### PROVIDED MATERIAL

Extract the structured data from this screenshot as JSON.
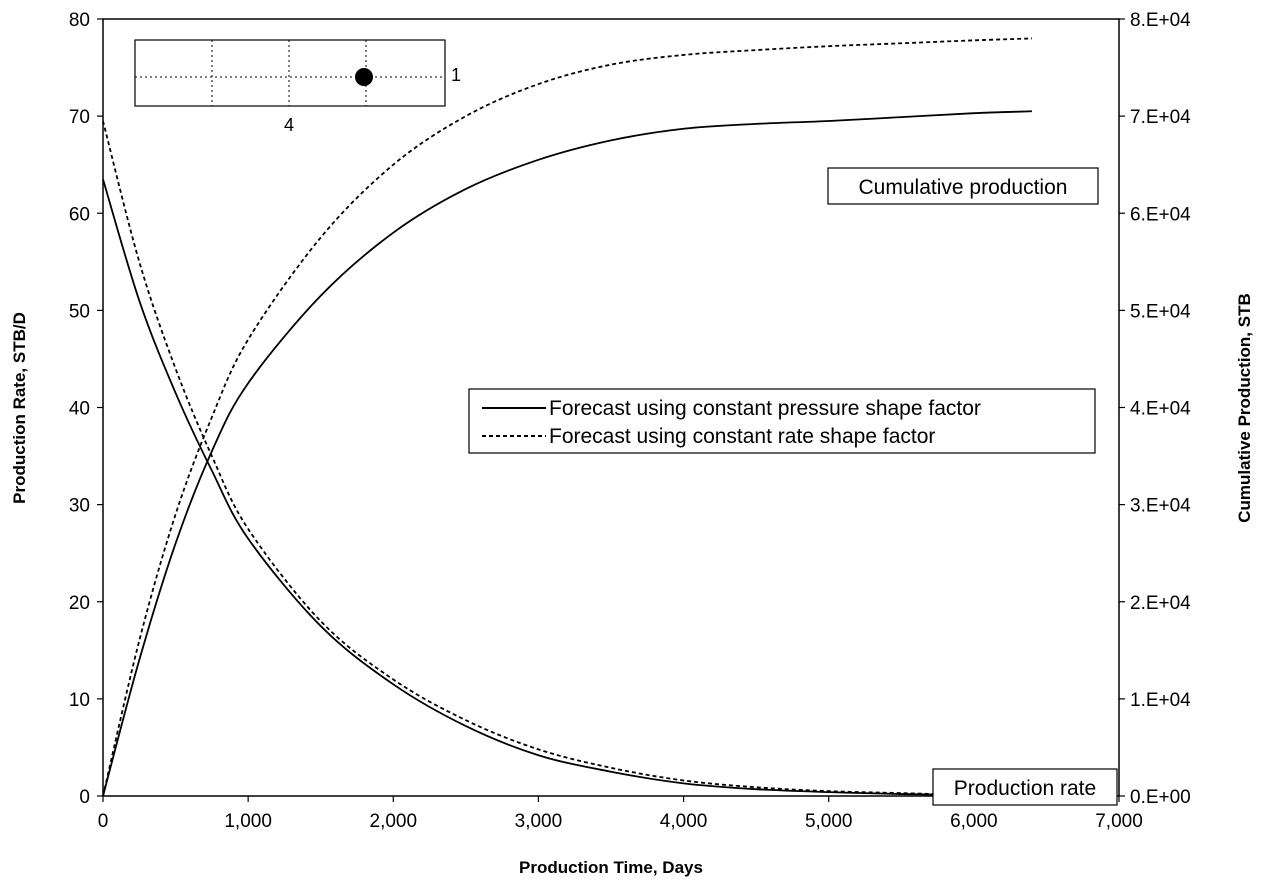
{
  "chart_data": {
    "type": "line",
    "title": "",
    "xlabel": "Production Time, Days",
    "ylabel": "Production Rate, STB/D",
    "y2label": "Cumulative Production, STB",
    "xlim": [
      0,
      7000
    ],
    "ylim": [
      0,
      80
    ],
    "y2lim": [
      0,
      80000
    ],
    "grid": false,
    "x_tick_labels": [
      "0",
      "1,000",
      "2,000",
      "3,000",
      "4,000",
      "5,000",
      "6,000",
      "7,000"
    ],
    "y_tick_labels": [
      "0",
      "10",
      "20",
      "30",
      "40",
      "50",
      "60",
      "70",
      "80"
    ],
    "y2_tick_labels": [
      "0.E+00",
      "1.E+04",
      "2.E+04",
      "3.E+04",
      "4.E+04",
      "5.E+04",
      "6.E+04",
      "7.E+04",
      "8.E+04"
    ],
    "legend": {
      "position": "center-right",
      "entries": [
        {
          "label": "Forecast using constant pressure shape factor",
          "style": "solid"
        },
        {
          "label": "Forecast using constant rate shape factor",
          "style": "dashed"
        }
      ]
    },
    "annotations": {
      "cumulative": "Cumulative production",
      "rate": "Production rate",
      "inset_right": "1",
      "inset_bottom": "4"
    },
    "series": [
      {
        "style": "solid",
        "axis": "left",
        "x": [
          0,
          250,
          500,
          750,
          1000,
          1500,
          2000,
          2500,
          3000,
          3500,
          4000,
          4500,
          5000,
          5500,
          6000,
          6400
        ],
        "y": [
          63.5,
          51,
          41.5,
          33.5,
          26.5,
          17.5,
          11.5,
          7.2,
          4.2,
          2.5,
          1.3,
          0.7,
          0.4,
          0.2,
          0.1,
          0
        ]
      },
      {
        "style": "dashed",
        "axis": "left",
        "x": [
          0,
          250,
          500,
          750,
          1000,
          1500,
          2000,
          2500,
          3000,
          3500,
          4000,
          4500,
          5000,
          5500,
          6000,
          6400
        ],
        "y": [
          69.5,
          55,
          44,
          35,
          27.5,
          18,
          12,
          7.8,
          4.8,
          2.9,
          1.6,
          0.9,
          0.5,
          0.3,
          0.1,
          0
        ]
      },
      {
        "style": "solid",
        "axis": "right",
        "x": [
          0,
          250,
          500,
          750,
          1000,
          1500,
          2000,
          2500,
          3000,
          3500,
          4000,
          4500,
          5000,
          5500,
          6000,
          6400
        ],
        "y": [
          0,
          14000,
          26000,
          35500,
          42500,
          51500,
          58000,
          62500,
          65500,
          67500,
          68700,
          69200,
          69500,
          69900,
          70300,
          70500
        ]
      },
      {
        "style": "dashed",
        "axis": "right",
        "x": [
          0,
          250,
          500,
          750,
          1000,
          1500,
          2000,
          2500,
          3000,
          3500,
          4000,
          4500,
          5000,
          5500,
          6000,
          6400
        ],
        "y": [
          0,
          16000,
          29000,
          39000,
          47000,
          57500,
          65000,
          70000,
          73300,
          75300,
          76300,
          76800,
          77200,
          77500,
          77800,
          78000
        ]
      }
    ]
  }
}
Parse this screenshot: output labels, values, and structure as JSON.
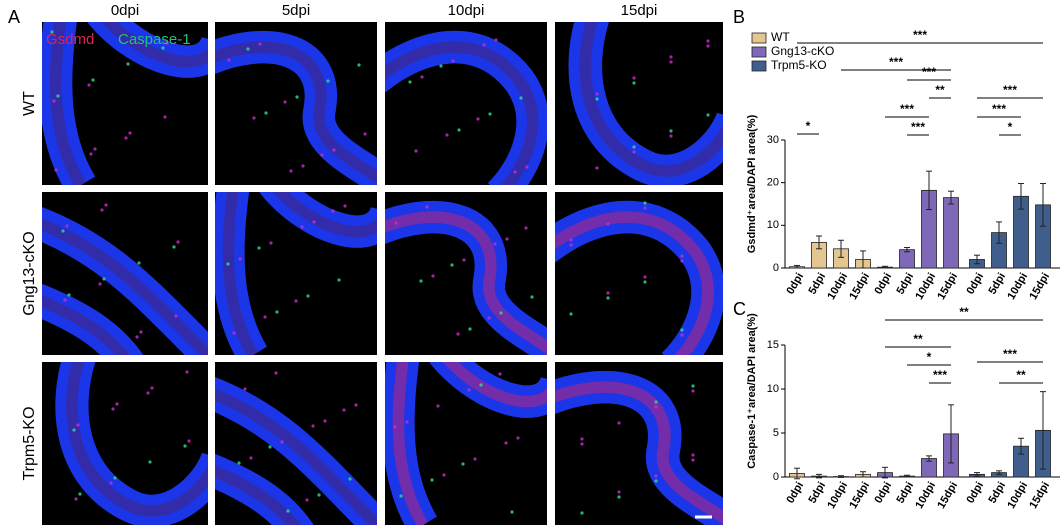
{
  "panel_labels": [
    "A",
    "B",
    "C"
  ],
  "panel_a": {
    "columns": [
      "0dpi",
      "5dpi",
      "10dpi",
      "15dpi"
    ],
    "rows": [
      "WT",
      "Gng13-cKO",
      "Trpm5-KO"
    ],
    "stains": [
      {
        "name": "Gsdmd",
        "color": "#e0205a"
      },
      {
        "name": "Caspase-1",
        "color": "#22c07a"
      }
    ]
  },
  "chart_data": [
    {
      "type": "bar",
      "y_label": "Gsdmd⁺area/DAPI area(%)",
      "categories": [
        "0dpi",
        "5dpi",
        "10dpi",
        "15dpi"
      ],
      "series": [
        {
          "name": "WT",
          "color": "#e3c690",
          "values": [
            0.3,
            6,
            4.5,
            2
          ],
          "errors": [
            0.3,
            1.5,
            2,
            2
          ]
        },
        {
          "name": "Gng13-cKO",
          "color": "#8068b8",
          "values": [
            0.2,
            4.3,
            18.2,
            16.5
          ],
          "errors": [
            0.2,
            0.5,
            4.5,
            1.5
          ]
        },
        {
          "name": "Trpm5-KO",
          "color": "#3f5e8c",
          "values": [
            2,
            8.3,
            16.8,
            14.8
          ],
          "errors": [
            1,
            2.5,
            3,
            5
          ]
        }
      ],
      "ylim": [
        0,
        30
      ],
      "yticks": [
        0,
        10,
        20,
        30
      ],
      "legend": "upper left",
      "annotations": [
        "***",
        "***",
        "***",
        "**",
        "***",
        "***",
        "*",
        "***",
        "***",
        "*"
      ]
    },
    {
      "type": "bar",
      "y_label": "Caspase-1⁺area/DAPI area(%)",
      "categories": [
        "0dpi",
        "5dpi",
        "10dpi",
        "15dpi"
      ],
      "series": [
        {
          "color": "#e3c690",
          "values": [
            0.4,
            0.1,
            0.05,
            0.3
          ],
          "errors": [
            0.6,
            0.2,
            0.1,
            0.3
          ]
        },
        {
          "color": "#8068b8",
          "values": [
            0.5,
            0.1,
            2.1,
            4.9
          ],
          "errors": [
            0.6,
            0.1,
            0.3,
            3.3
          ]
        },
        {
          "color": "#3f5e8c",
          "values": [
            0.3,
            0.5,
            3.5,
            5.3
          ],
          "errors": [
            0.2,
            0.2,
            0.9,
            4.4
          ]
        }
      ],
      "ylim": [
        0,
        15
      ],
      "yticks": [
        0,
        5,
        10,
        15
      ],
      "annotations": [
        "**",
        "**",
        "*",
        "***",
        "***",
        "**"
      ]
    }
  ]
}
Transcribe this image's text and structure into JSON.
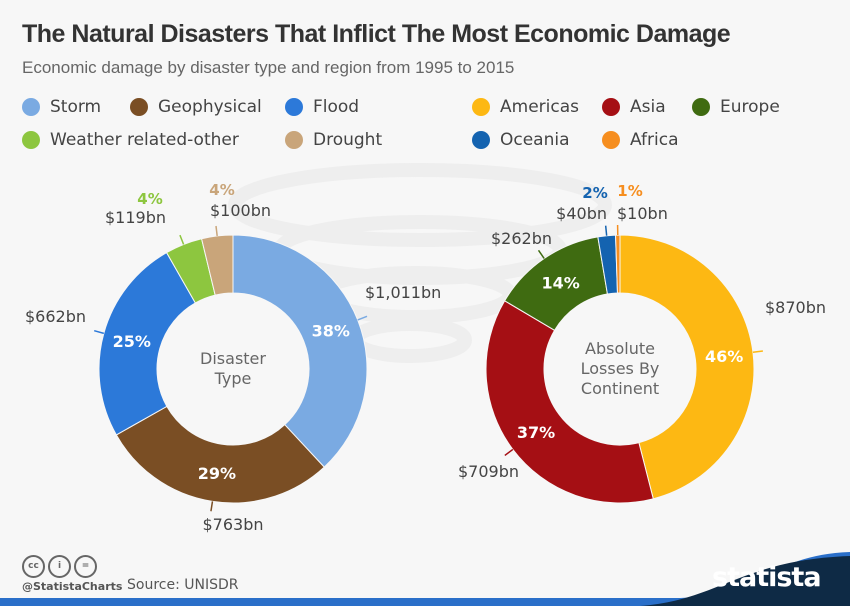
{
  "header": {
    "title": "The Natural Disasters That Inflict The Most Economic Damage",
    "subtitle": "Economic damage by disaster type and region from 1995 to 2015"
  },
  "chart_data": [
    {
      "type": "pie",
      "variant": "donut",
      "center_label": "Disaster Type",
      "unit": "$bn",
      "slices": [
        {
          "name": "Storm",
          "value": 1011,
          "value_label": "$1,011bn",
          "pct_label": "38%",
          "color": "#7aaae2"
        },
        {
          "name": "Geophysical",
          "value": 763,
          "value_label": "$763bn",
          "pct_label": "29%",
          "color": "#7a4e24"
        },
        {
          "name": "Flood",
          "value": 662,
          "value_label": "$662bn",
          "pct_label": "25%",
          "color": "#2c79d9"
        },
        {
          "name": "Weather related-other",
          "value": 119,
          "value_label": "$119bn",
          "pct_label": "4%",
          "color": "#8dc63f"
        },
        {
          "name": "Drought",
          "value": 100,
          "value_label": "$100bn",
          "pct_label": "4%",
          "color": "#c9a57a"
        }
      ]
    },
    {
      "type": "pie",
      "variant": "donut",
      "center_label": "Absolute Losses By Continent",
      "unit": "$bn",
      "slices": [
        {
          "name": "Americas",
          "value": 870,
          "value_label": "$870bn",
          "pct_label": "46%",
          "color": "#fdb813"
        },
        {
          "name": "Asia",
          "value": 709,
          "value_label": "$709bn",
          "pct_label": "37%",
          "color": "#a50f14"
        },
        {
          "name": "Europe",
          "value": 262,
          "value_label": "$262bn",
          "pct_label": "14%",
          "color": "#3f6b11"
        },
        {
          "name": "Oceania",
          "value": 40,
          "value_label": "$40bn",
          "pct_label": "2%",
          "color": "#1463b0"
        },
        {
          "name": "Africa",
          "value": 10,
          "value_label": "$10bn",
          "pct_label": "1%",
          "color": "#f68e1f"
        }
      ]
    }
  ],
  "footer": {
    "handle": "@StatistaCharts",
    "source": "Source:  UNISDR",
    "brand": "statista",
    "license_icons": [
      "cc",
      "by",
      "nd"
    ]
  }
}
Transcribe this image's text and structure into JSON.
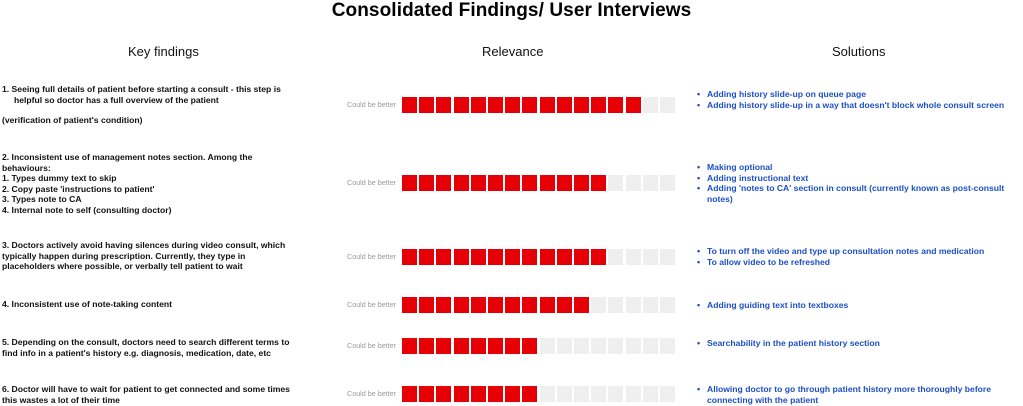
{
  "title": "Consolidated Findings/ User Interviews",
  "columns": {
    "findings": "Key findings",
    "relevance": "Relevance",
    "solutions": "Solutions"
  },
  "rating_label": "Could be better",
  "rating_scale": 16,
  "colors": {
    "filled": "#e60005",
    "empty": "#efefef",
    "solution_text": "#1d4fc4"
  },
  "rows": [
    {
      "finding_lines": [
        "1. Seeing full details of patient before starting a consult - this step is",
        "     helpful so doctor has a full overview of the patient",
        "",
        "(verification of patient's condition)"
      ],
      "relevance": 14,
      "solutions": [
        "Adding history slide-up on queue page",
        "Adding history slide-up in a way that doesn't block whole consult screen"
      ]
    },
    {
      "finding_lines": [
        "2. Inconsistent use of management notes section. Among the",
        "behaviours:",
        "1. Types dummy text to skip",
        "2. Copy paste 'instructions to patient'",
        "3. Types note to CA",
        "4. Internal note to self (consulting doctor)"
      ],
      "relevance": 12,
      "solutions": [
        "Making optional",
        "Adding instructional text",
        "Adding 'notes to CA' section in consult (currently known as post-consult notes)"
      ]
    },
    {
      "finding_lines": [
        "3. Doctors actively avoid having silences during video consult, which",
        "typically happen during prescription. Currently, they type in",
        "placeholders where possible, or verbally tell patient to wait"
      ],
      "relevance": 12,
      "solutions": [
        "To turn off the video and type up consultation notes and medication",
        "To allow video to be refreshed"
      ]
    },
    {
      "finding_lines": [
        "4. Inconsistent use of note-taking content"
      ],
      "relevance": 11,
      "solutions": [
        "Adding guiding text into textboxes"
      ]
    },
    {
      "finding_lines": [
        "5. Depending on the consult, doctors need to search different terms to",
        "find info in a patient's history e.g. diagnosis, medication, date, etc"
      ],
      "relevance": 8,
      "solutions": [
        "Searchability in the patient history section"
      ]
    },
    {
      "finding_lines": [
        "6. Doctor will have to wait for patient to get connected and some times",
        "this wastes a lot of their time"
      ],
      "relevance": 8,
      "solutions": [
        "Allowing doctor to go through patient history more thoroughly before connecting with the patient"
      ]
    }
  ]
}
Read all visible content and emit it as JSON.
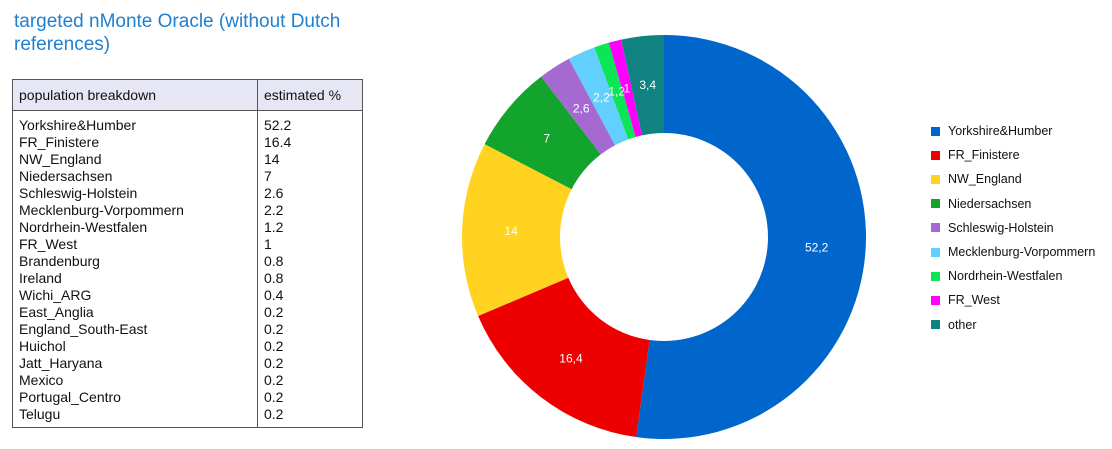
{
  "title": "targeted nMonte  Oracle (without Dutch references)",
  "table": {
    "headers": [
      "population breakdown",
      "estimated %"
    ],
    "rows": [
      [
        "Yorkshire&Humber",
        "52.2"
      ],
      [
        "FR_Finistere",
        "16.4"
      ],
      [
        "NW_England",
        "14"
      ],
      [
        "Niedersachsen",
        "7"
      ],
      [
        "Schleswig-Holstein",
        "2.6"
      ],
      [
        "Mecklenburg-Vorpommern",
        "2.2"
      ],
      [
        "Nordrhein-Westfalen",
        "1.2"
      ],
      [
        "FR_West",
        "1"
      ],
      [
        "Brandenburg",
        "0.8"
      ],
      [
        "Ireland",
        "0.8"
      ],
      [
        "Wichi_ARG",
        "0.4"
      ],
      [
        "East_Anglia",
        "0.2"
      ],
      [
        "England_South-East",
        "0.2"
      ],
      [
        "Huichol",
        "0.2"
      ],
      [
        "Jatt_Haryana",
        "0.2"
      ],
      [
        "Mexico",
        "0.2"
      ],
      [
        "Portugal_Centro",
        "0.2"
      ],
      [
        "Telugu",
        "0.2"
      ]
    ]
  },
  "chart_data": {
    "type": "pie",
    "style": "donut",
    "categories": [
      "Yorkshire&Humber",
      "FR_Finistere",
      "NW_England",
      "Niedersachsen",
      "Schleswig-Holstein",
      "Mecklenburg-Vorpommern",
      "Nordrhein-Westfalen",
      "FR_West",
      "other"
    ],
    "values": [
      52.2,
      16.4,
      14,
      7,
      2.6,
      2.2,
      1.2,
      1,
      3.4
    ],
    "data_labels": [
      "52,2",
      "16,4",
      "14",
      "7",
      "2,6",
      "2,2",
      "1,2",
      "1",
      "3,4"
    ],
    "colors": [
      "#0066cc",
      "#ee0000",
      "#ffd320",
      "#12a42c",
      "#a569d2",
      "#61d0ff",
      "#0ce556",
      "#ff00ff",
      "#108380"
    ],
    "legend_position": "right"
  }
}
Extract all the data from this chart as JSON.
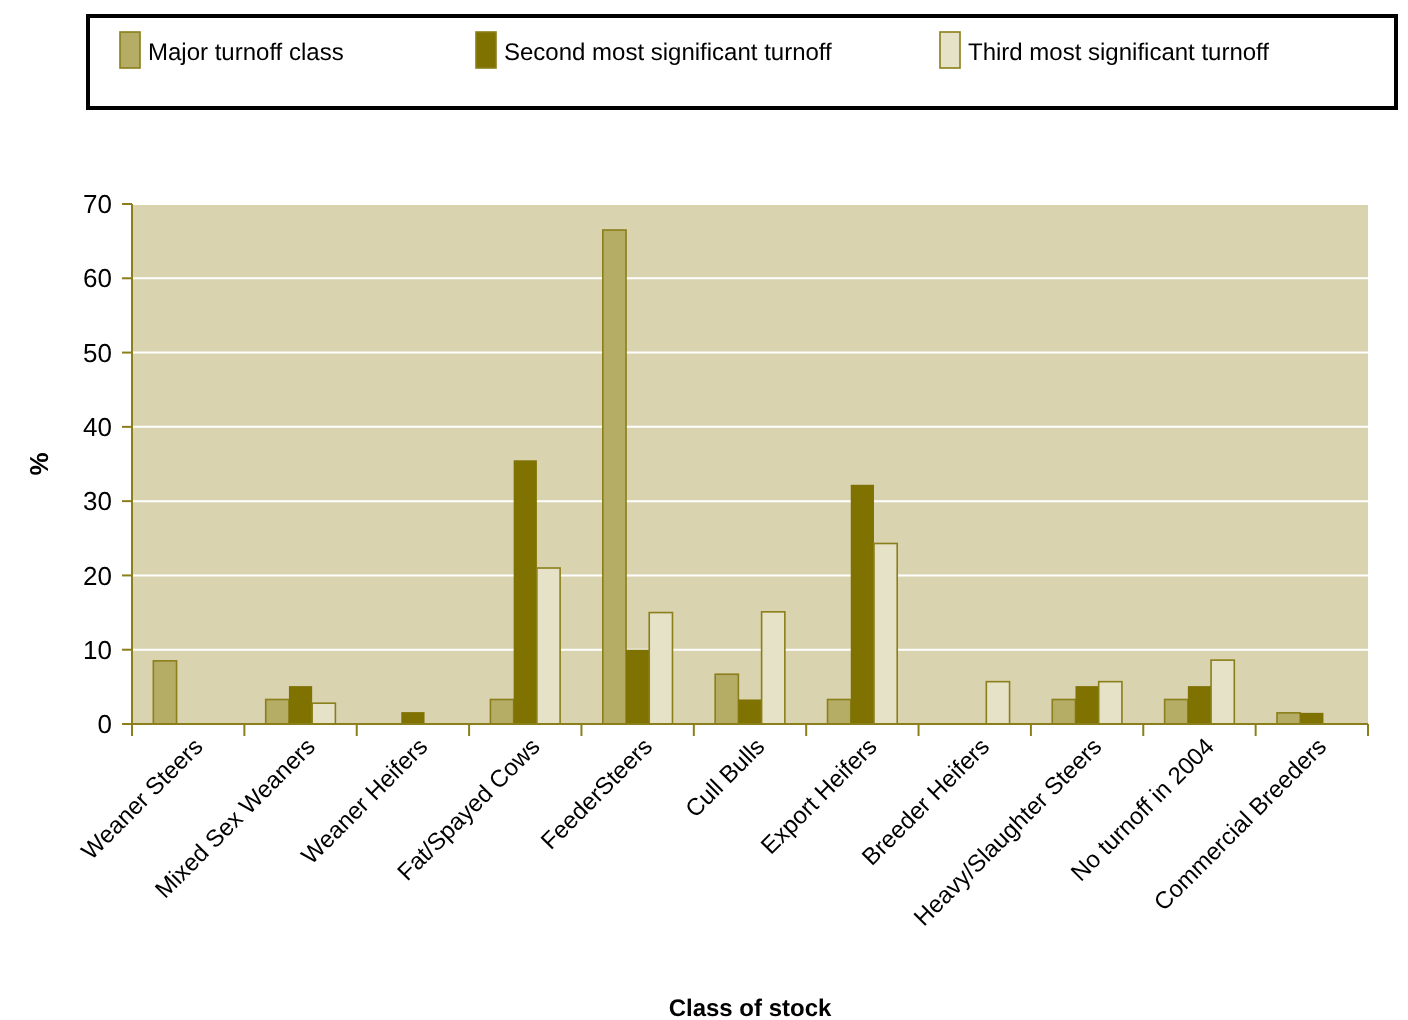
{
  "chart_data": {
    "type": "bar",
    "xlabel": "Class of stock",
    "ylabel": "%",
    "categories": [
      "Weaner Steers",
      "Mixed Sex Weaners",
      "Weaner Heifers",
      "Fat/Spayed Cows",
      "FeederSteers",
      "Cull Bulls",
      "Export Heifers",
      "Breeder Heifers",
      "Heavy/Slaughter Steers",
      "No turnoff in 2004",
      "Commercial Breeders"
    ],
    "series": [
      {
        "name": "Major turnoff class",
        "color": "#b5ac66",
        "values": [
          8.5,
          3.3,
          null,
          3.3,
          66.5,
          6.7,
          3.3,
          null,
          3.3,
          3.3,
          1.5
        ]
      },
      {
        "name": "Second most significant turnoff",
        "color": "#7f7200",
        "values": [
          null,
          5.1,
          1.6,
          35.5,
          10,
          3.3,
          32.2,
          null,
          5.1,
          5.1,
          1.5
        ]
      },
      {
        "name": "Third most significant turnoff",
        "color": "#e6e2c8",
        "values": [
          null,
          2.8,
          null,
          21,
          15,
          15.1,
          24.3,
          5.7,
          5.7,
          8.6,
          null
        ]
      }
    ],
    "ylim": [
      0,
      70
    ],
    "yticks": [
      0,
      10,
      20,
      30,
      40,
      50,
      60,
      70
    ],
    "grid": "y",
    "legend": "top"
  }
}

### WRITTEN INSTRUCTION
Determine how many lines in the data above contain the string "content". Give nothing except the number.

### FINAL ANSWER
2